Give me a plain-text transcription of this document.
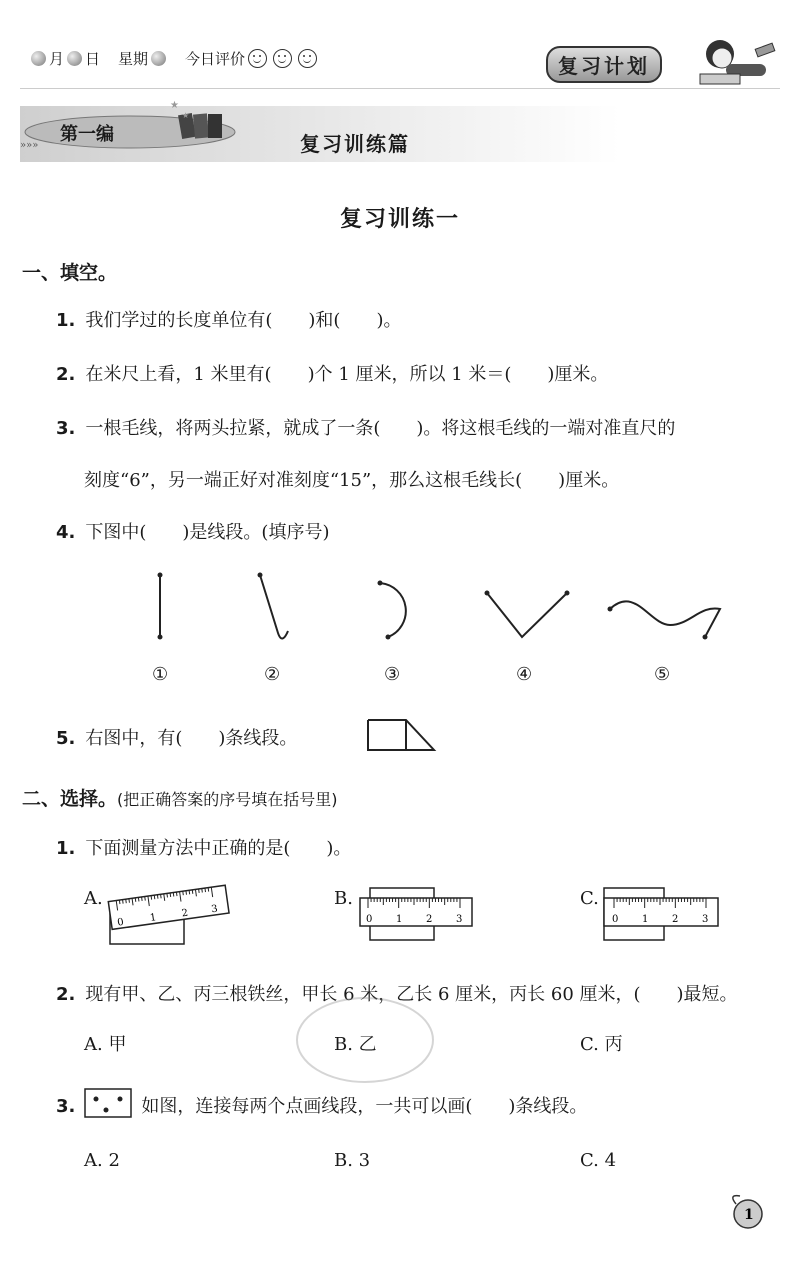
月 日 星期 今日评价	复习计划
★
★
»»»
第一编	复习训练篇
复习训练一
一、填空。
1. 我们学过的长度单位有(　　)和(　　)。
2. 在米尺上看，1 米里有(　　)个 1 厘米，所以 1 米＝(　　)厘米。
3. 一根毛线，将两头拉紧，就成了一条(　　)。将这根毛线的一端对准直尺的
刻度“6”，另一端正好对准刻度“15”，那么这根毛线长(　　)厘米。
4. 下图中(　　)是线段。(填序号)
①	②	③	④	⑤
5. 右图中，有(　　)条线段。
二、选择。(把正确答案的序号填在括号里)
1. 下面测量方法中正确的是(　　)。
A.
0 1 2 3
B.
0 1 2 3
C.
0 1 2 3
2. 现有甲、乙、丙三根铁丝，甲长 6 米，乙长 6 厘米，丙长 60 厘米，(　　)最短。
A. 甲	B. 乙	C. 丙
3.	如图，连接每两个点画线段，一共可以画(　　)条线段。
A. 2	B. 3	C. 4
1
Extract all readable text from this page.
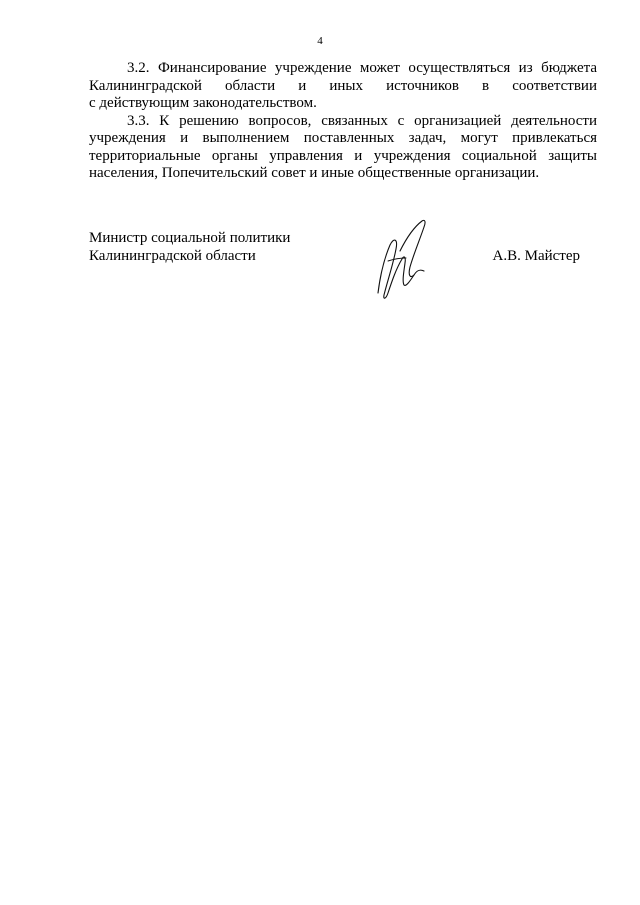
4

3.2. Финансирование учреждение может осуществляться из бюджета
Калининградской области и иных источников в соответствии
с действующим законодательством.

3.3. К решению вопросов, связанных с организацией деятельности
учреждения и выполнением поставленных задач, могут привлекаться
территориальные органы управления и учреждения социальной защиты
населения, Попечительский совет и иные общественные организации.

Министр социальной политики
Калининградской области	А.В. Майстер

········

## What you are asked to do
The records above must be transcribed exactly. Pictures are left out of the copy.

## Output of the exercise
Give me a plain-text transcription of this document.
月 日 星期 今日评价	复习计划
★
★
»»»
第一编	复习训练篇
复习训练一
一、填空。
1. 我们学过的长度单位有(　　)和(　　)。
2. 在米尺上看，1 米里有(　　)个 1 厘米，所以 1 米＝(　　)厘米。
3. 一根毛线，将两头拉紧，就成了一条(　　)。将这根毛线的一端对准直尺的
刻度“6”，另一端正好对准刻度“15”，那么这根毛线长(　　)厘米。
4. 下图中(　　)是线段。(填序号)
①	②	③	④	⑤
5. 右图中，有(　　)条线段。
二、选择。(把正确答案的序号填在括号里)
1. 下面测量方法中正确的是(　　)。
A.
0 1 2 3
B.
0 1 2 3
C.
0 1 2 3
2. 现有甲、乙、丙三根铁丝，甲长 6 米，乙长 6 厘米，丙长 60 厘米，(　　)最短。
A. 甲	B. 乙	C. 丙
3.	如图，连接每两个点画线段，一共可以画(　　)条线段。
A. 2	B. 3	C. 4
1
Extract all readable text from this page.
4

3.2. Финансирование учреждение может осуществляться из бюджета
Калининградской области и иных источников в соответствии
с действующим законодательством.

3.3. К решению вопросов, связанных с организацией деятельности
учреждения и выполнением поставленных задач, могут привлекаться
территориальные органы управления и учреждения социальной защиты
населения, Попечительский совет и иные общественные организации.

Министр социальной политики
Калининградской области	А.В. Майстер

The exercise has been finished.